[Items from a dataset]
--*--

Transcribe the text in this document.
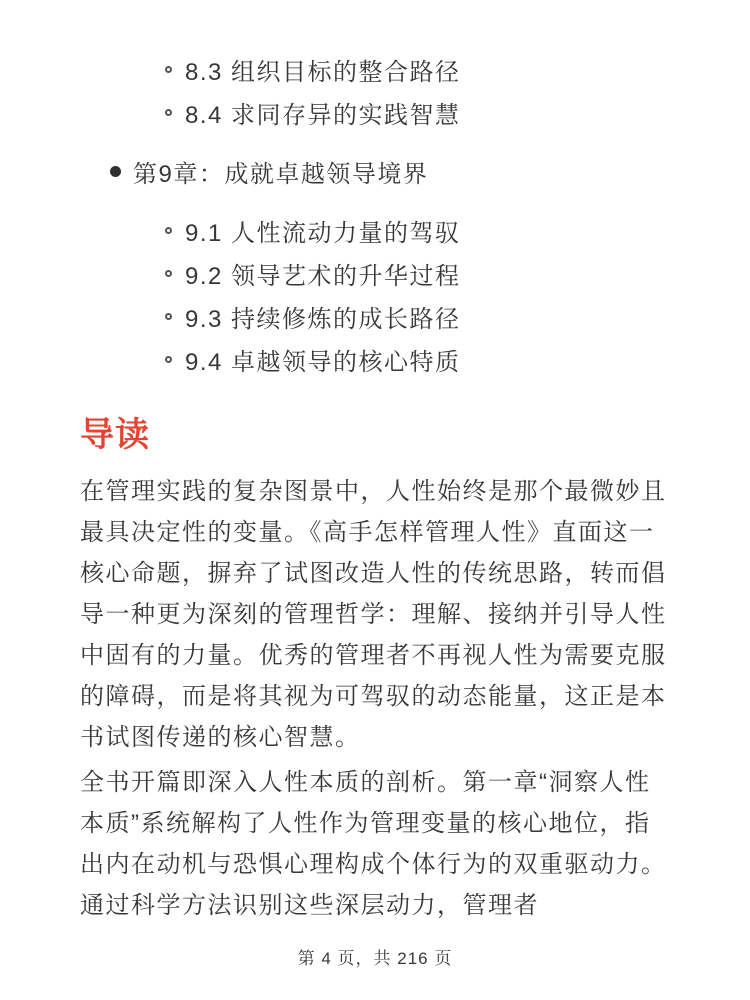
8.3 组织目标的整合路径
8.4 求同存异的实践智慧
第9章：成就卓越领导境界
9.1 人性流动力量的驾驭
9.2 领导艺术的升华过程
9.3 持续修炼的成长路径
9.4 卓越领导的核心特质
导读

在管理实践的复杂图景中，人性始终是那个最微妙且最具决定性的变量。《高手怎样管理人性》直面这一核心命题，摒弃了试图改造人性的传统思路，转而倡导一种更为深刻的管理哲学：理解、接纳并引导人性中固有的力量。优秀的管理者不再视人性为需要克服的障碍，而是将其视为可驾驭的动态能量，这正是本书试图传递的核心智慧。

全书开篇即深入人性本质的剖析。第一章“洞察人性本质”系统解构了人性作为管理变量的核心地位，指出内在动机与恐惧心理构成个体行为的双重驱动力。通过科学方法识别这些深层动力，管理者

第 4 页，共 216 页
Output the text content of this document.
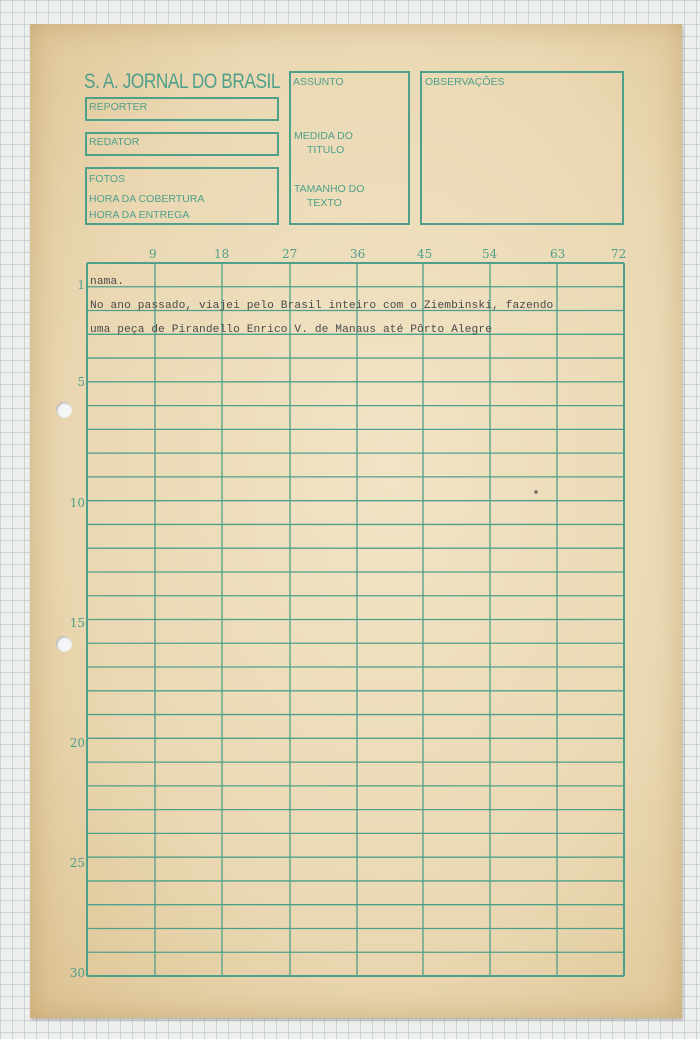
S. A. JORNAL DO BRASIL
REPORTER
REDATOR
FOTOS
HORA DA COBERTURA
HORA DA ENTREGA
ASSUNTO
MEDIDA DO
TITULO
TAMANHO DO
TEXTO
OBSERVAÇÕES
9	18	27	36	45	54	63	72
1
5
10
15
20
25
30
nama.
No ano passado, viajei pelo Brasil inteiro com o Ziembinski, fazendo
uma peça de Pirandello Enrico V. de Manaus até Pôrto Alegre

--*--

▸ **Aim of the task**
Every record above should be written out again exactly; the pictures stay out of the copy.

▸ **Correct answer**
Transcribe the text in this document.
8.3 组织目标的整合路径
8.4 求同存异的实践智慧
第9章：成就卓越领导境界
9.1 人性流动力量的驾驭
9.2 领导艺术的升华过程
9.3 持续修炼的成长路径
9.4 卓越领导的核心特质
导读

在管理实践的复杂图景中，人性始终是那个最微妙且最具决定性的变量。《高手怎样管理人性》直面这一核心命题，摒弃了试图改造人性的传统思路，转而倡导一种更为深刻的管理哲学：理解、接纳并引导人性中固有的力量。优秀的管理者不再视人性为需要克服的障碍，而是将其视为可驾驭的动态能量，这正是本书试图传递的核心智慧。

全书开篇即深入人性本质的剖析。第一章“洞察人性本质”系统解构了人性作为管理变量的核心地位，指出内在动机与恐惧心理构成个体行为的双重驱动力。通过科学方法识别这些深层动力，管理者

第 4 页，共 216 页
Output the text content of this document.
S. A. JORNAL DO BRASIL
REPORTER
REDATOR
FOTOS
HORA DA COBERTURA
HORA DA ENTREGA
ASSUNTO
MEDIDA DO
TITULO
TAMANHO DO
TEXTO
OBSERVAÇÕES
9	18	27	36	45	54	63	72
1
5
10
15
20
25
30
nama.
No ano passado, viajei pelo Brasil inteiro com o Ziembinski, fazendo
uma peça de Pirandello Enrico V. de Manaus até Pôrto Alegre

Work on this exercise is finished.